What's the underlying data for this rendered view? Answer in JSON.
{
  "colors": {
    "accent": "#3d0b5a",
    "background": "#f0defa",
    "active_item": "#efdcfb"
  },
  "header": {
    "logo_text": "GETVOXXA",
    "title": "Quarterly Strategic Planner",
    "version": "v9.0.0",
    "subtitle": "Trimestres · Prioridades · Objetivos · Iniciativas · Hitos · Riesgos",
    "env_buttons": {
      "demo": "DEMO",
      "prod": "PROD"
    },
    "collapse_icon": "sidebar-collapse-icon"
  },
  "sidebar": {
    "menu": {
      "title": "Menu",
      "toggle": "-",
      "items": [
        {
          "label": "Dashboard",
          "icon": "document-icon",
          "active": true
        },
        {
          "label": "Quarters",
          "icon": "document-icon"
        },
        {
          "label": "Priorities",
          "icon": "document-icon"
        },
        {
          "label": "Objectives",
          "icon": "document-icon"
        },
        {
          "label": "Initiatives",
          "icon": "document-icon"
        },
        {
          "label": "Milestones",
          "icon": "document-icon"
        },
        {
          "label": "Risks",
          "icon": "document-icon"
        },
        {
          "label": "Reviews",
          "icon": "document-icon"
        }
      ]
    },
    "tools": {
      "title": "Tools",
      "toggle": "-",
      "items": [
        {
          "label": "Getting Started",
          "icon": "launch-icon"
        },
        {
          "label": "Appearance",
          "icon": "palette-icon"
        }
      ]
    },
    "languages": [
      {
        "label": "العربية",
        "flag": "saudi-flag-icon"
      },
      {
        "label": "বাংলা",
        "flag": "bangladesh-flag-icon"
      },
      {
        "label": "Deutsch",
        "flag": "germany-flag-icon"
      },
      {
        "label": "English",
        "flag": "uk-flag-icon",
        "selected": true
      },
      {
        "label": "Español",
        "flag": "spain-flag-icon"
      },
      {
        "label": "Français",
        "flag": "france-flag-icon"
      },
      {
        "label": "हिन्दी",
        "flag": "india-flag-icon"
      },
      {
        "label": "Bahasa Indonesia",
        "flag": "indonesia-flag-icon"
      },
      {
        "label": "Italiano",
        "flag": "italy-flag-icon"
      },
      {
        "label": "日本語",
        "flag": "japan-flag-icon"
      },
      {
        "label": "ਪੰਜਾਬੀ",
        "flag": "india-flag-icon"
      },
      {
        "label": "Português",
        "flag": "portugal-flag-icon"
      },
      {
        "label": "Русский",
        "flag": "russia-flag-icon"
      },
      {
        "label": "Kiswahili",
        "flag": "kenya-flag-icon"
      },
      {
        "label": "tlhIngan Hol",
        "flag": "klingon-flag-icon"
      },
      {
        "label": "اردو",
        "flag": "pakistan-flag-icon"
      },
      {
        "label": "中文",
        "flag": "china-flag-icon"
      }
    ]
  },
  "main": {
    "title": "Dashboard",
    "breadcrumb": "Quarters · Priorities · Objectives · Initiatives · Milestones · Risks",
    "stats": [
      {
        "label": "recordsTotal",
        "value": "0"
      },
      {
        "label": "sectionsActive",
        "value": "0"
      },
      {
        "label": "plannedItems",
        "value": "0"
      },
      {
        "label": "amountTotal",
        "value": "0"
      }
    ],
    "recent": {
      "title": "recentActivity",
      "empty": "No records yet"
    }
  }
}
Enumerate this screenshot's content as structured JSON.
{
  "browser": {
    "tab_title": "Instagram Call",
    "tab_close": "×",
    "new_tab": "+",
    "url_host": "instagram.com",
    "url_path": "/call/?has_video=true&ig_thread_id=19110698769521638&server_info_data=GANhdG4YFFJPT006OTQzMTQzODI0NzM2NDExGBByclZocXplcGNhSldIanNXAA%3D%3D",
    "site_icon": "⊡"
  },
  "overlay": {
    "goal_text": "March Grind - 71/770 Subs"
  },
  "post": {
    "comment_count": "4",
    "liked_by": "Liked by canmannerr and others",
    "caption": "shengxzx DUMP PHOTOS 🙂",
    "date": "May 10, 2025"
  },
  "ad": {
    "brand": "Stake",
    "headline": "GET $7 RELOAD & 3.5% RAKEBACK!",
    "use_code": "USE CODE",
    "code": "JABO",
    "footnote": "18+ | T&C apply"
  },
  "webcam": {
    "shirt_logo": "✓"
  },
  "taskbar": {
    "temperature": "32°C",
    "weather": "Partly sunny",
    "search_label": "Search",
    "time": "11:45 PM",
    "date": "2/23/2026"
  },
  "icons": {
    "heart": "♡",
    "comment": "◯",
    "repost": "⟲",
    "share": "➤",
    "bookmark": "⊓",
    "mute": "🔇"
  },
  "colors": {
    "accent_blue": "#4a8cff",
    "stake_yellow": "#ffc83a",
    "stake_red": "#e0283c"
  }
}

- JOB -
Pull out the lines above in which the word "sidebar" appears.

- EXPECTED OUTPUT -
    "collapse_icon": "sidebar-collapse-icon"
  "sidebar": {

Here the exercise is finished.